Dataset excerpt
----

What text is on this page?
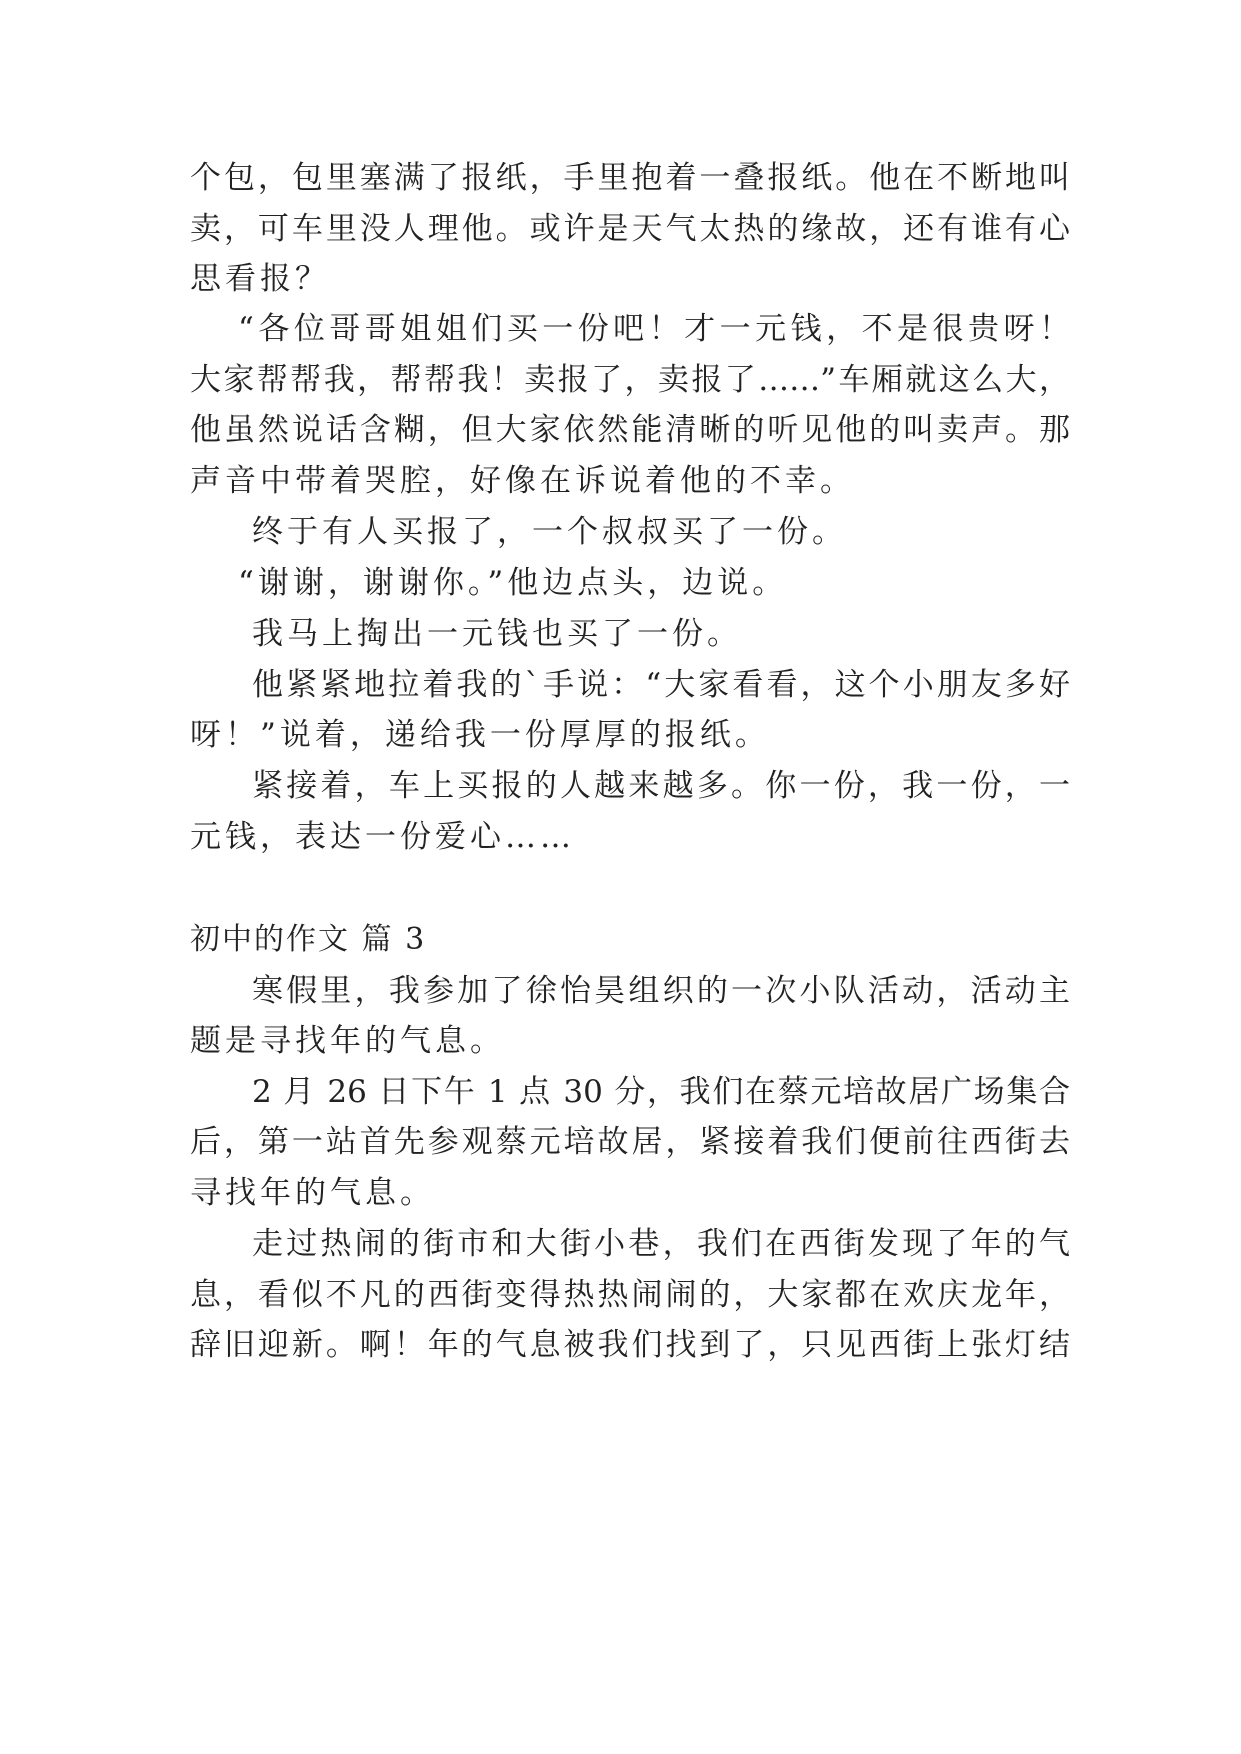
个包，包里塞满了报纸，手里抱着一叠报纸。他在不断地叫
卖，可车里没人理他。或许是天气太热的缘故，还有谁有心
思看报？
“各位哥哥姐姐们买一份吧！才一元钱，不是很贵呀！
大家帮帮我，帮帮我！卖报了，卖报了……”车厢就这么大，
他虽然说话含糊，但大家依然能清晰的听见他的叫卖声。那
声音中带着哭腔，好像在诉说着他的不幸。
终于有人买报了，一个叔叔买了一份。
“谢谢，谢谢你。”他边点头，边说。
我马上掏出一元钱也买了一份。
他紧紧地拉着我的`手说：“大家看看，这个小朋友多好
呀！”说着，递给我一份厚厚的报纸。
紧接着，车上买报的人越来越多。你一份，我一份，一
元钱，表达一份爱心……
初中的作文 篇 3
寒假里，我参加了徐怡昊组织的一次小队活动，活动主
题是寻找年的气息。
2 月 26 日下午 1 点 30 分，我们在蔡元培故居广场集合
后，第一站首先参观蔡元培故居，紧接着我们便前往西街去
寻找年的气息。
走过热闹的街市和大街小巷，我们在西街发现了年的气
息，看似不凡的西街变得热热闹闹的，大家都在欢庆龙年，
辞旧迎新。啊！年的气息被我们找到了，只见西街上张灯结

----

*Directive*
Repeat each line of the records above exactly, but do not copy the pictures.

*Response*
What text is on this page?
个包，包里塞满了报纸，手里抱着一叠报纸。他在不断地叫
卖，可车里没人理他。或许是天气太热的缘故，还有谁有心
思看报？
“各位哥哥姐姐们买一份吧！才一元钱，不是很贵呀！
大家帮帮我，帮帮我！卖报了，卖报了……”车厢就这么大，
他虽然说话含糊，但大家依然能清晰的听见他的叫卖声。那
声音中带着哭腔，好像在诉说着他的不幸。
终于有人买报了，一个叔叔买了一份。
“谢谢，谢谢你。”他边点头，边说。
我马上掏出一元钱也买了一份。
他紧紧地拉着我的`手说：“大家看看，这个小朋友多好
呀！”说着，递给我一份厚厚的报纸。
紧接着，车上买报的人越来越多。你一份，我一份，一
元钱，表达一份爱心……
初中的作文 篇 3
寒假里，我参加了徐怡昊组织的一次小队活动，活动主
题是寻找年的气息。
2 月 26 日下午 1 点 30 分，我们在蔡元培故居广场集合
后，第一站首先参观蔡元培故居，紧接着我们便前往西街去
寻找年的气息。
走过热闹的街市和大街小巷，我们在西街发现了年的气
息，看似不凡的西街变得热热闹闹的，大家都在欢庆龙年，
辞旧迎新。啊！年的气息被我们找到了，只见西街上张灯结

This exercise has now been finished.